Task description: Present every line in which the string "bazar" appears.

[Records from a dataset]
+ + + + +

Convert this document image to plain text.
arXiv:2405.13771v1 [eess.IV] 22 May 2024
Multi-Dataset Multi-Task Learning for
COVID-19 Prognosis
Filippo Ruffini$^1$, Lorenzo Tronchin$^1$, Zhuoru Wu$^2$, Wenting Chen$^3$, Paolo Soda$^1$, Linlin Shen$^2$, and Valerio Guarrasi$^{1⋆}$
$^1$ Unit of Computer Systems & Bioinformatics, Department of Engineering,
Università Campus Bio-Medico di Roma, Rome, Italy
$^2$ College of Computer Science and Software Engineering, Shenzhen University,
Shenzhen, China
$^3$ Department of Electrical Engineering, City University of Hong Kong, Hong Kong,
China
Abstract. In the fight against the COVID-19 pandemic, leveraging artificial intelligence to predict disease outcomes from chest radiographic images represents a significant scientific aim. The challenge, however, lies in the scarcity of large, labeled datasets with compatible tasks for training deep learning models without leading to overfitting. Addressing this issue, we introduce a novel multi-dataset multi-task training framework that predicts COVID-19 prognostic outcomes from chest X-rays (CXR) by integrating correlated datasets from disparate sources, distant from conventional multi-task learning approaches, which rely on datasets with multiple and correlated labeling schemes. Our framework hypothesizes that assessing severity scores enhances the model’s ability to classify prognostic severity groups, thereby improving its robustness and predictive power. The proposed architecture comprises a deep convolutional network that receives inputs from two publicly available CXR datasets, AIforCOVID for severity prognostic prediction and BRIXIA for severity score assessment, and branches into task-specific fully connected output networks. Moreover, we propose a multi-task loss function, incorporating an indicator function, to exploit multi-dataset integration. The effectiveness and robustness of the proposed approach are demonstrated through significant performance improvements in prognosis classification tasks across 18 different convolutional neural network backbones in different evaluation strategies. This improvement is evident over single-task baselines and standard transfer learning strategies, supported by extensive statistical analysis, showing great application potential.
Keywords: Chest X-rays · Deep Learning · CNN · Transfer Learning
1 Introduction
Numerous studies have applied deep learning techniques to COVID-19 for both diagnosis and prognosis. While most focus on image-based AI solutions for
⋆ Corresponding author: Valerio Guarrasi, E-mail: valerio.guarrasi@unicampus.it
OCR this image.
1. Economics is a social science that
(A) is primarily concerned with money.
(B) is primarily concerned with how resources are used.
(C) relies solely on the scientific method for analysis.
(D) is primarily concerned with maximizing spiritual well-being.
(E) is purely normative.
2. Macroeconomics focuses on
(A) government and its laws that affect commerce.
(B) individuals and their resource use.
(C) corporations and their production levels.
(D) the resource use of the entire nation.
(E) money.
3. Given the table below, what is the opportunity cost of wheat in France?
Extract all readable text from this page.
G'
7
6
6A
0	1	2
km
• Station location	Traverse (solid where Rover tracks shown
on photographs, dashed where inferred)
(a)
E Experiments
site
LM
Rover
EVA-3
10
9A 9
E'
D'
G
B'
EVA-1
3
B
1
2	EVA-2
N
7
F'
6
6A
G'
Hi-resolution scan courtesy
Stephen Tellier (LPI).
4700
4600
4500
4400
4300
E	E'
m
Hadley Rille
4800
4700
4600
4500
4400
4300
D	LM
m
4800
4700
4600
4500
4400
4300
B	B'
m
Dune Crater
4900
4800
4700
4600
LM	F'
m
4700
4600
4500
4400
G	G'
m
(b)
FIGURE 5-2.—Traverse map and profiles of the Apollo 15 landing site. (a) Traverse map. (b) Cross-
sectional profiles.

+ + + + +

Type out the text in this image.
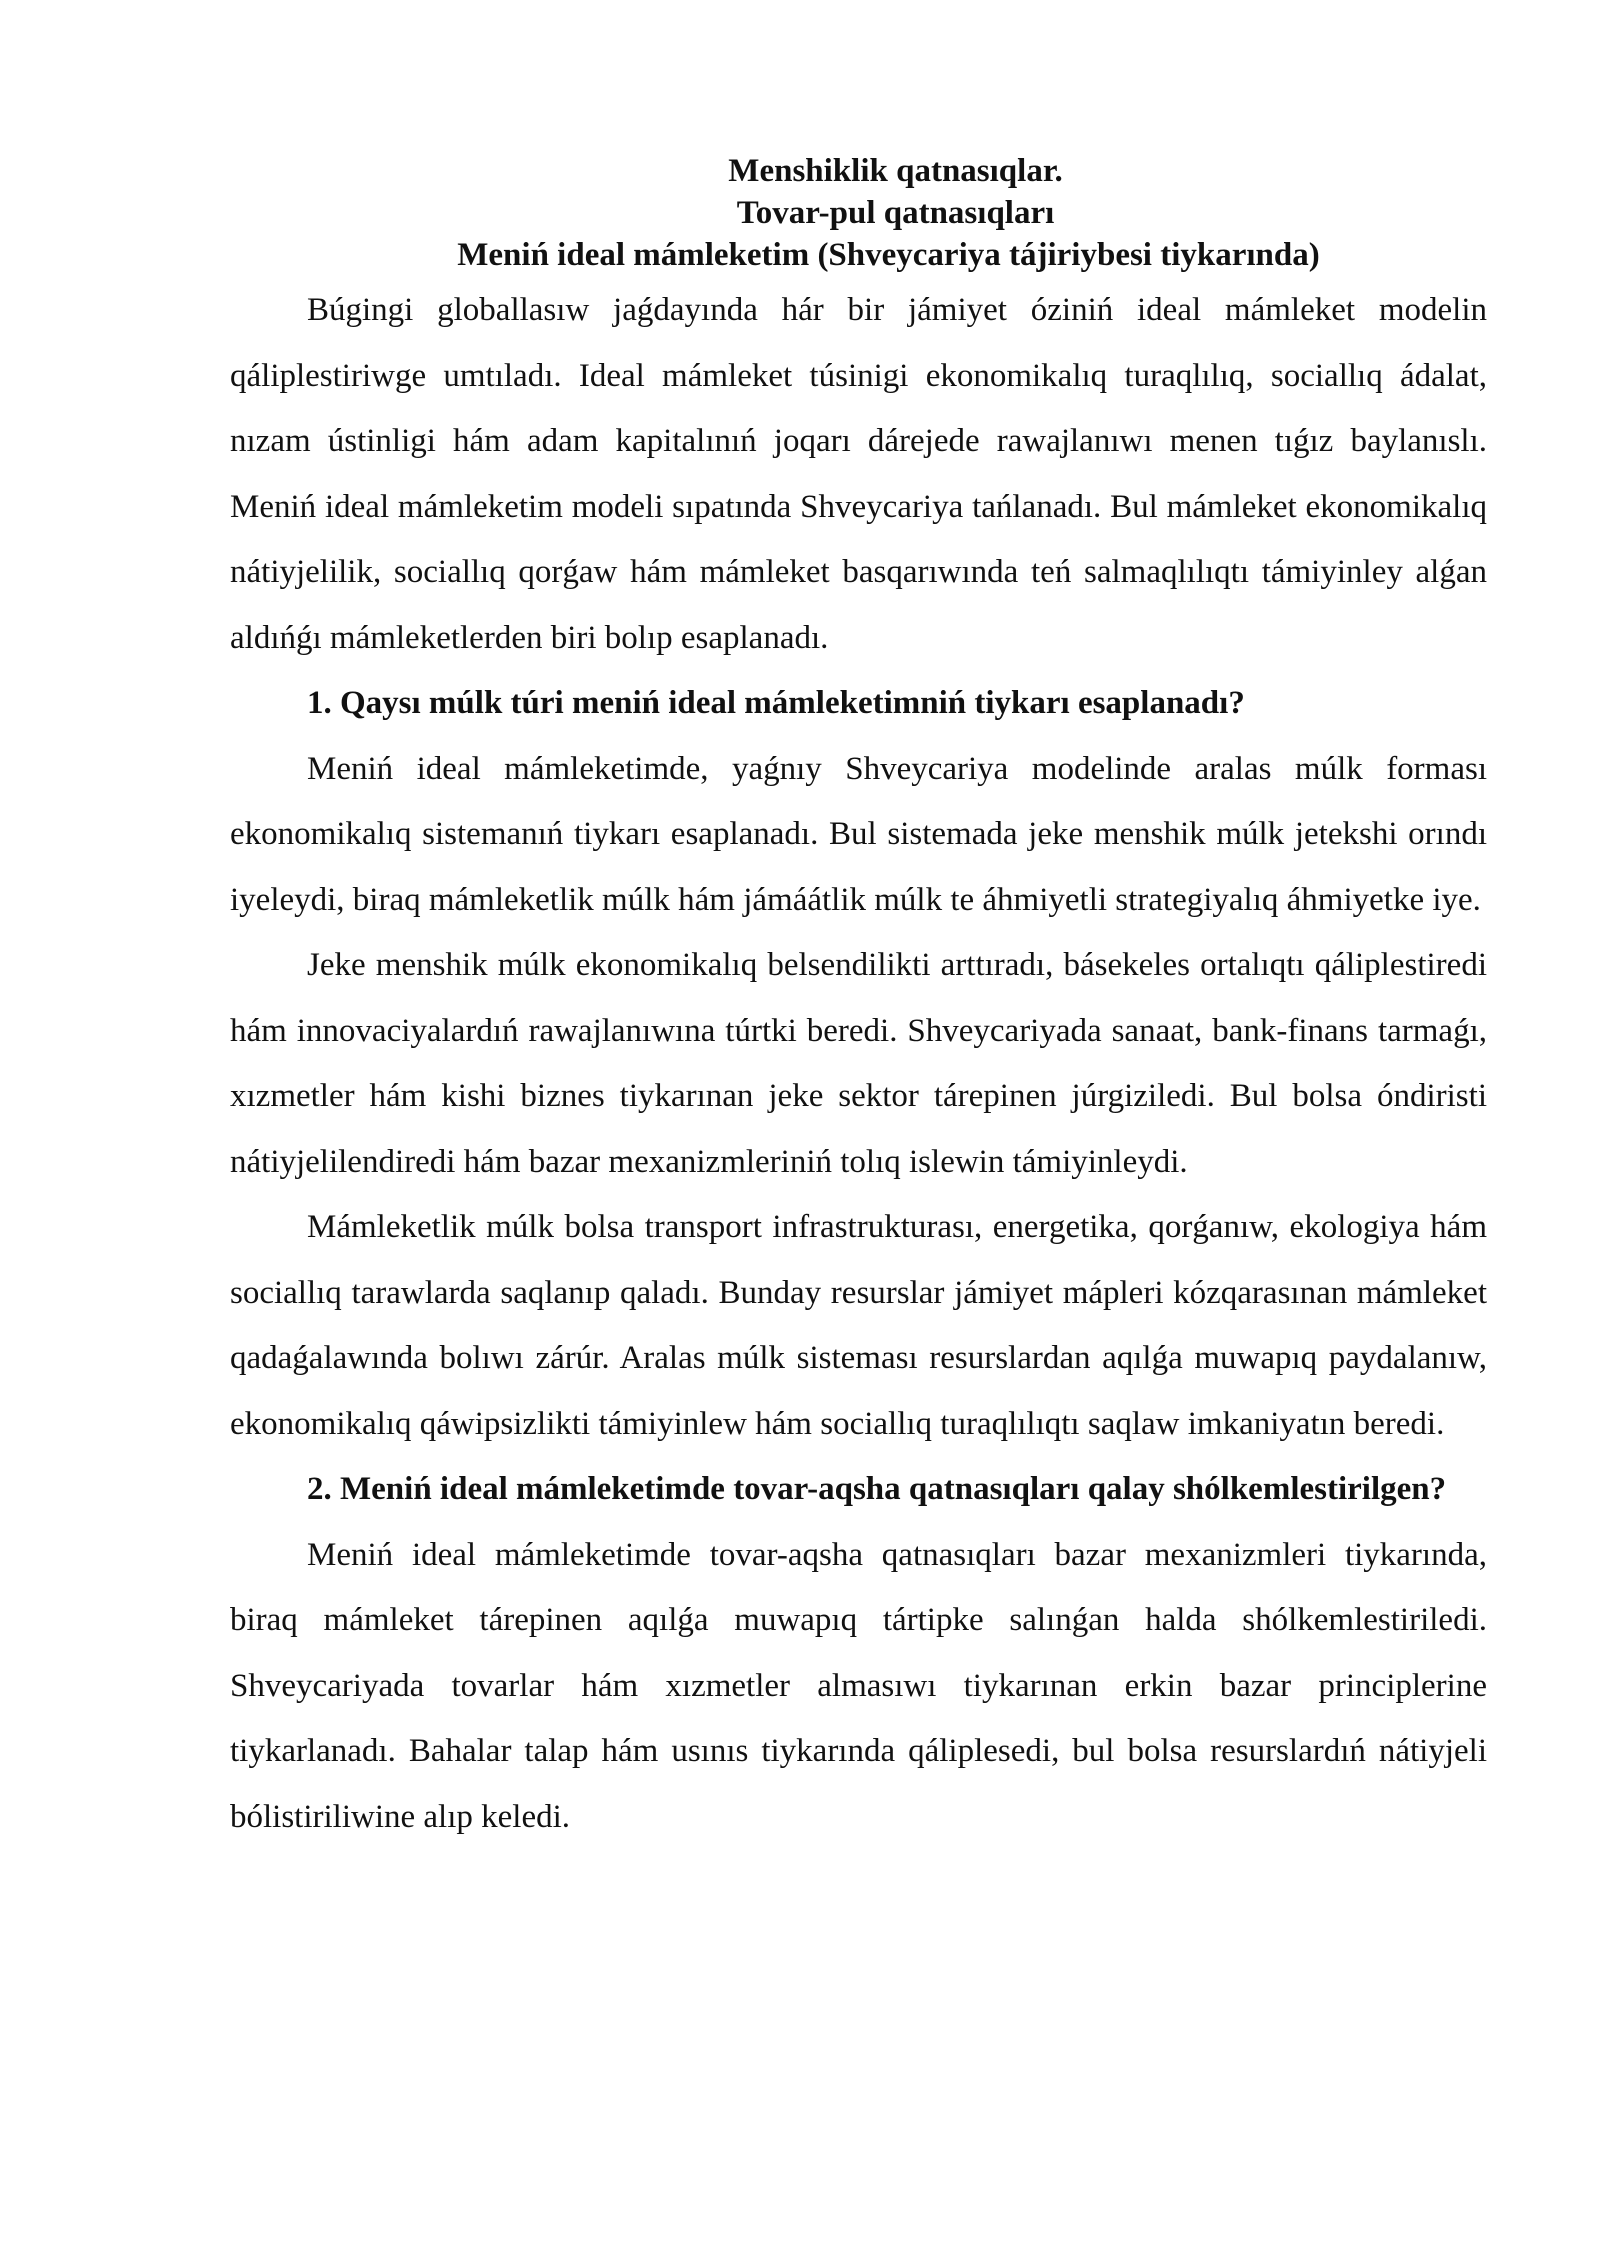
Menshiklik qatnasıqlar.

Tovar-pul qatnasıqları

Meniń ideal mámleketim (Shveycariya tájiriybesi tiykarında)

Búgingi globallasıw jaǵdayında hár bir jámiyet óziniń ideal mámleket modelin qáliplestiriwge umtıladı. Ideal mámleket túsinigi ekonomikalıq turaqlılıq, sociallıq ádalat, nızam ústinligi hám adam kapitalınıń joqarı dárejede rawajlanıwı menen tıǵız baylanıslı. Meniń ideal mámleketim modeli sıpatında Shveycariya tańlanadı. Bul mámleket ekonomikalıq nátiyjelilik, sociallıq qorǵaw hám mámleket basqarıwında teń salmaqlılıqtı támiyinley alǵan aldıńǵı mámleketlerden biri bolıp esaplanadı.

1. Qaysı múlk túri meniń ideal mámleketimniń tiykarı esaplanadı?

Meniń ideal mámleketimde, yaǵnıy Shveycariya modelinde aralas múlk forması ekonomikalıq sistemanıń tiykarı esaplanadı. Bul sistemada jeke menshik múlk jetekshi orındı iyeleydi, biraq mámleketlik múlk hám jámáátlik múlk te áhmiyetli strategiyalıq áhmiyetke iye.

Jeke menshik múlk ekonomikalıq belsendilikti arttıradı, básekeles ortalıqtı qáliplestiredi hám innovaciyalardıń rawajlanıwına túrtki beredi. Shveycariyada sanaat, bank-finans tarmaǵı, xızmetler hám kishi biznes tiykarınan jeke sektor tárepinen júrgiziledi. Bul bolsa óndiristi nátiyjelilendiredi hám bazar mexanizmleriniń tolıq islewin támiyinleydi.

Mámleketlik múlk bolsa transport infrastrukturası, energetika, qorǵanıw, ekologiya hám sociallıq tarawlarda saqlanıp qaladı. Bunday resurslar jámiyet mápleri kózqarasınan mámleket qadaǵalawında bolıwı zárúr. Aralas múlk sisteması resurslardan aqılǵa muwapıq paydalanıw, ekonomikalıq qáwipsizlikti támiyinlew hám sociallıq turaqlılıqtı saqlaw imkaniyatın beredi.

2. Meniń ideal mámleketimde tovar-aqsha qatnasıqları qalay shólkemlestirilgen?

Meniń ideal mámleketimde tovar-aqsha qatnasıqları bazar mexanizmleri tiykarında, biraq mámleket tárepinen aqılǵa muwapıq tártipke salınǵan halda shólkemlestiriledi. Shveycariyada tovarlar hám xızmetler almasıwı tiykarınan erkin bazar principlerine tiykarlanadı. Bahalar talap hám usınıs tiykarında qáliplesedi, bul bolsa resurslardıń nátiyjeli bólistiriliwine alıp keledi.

+ + + + +

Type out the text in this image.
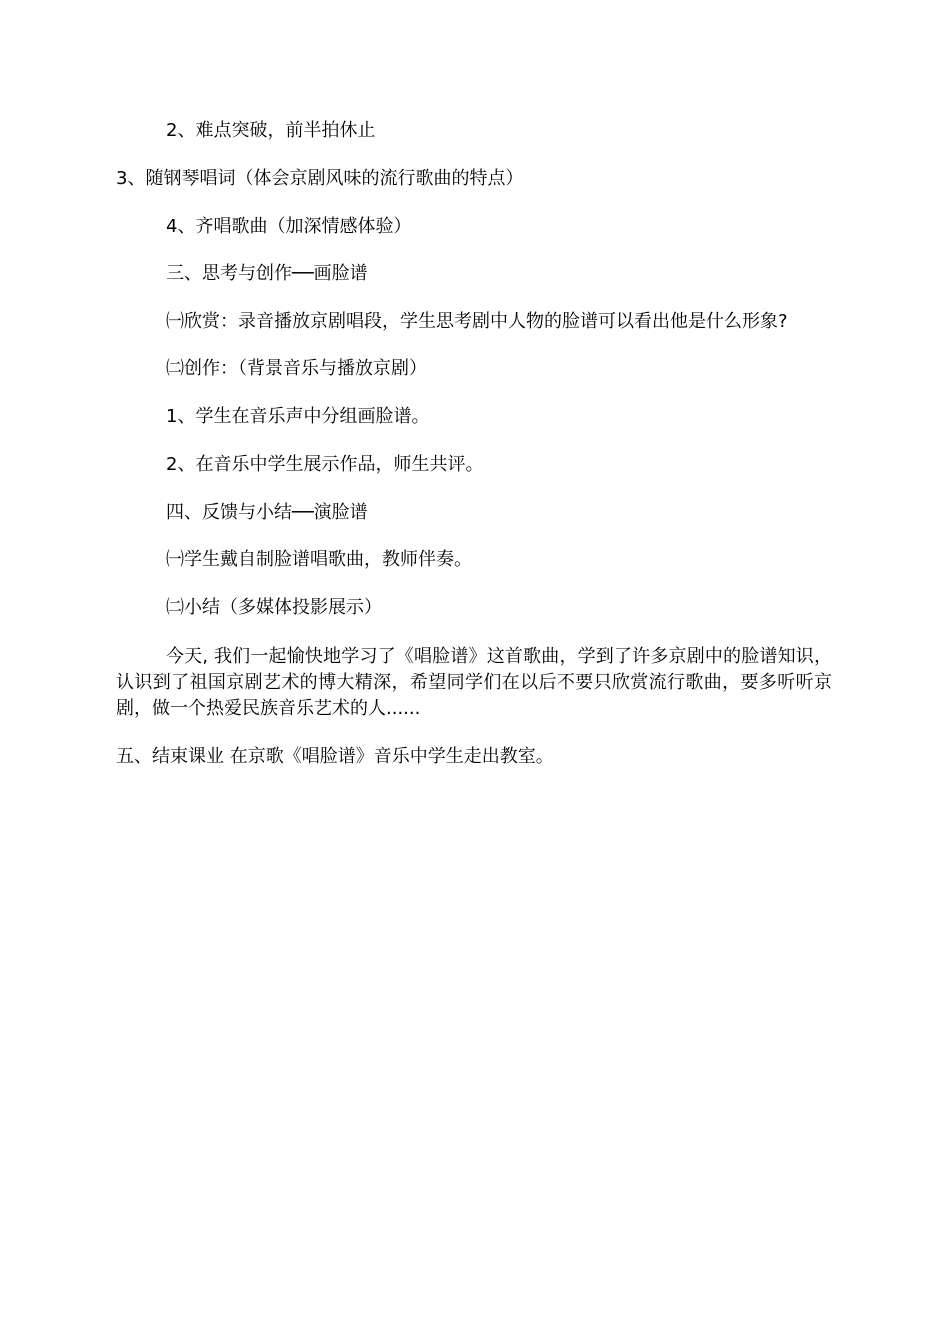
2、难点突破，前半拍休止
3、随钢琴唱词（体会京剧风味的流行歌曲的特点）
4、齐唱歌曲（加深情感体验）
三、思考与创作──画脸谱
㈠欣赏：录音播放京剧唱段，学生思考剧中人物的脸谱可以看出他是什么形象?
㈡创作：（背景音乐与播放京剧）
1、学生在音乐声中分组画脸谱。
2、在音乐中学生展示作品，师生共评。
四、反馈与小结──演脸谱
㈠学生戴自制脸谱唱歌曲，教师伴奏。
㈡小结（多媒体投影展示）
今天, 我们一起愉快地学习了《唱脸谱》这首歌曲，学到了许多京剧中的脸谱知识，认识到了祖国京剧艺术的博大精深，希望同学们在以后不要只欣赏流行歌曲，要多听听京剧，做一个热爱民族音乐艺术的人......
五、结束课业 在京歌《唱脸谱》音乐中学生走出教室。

+ + + + +

Output:
Jeke menshik múlk ekonomikalıq belsendilikti arttıradı, básekeles ortalıqtı qáliplestiredi hám innovaciyalardıń rawajlanıwına túrtki beredi. Shveycariyada sanaat, bank-finans tarmaǵı, xızmetler hám kishi biznes tiykarınan jeke sektor tárepinen júrgiziledi. Bul bolsa óndiristi nátiyjelilendiredi hám bazar mexanizmleriniń tolıq islewin támiyinleydi.
Meniń ideal mámleketimde tovar-aqsha qatnasıqları bazar mexanizmleri tiykarında, biraq mámleket tárepinen aqılǵa muwapıq tártipke salınǵan halda shólkemlestiriledi. Shveycariyada tovarlar hám xızmetler almasıwı tiykarınan erkin bazar principlerine tiykarlanadı. Bahalar talap hám usınıs tiykarında qáliplesedi, bul bolsa resurslardıń nátiyjeli bólistiriliwine alıp keledi.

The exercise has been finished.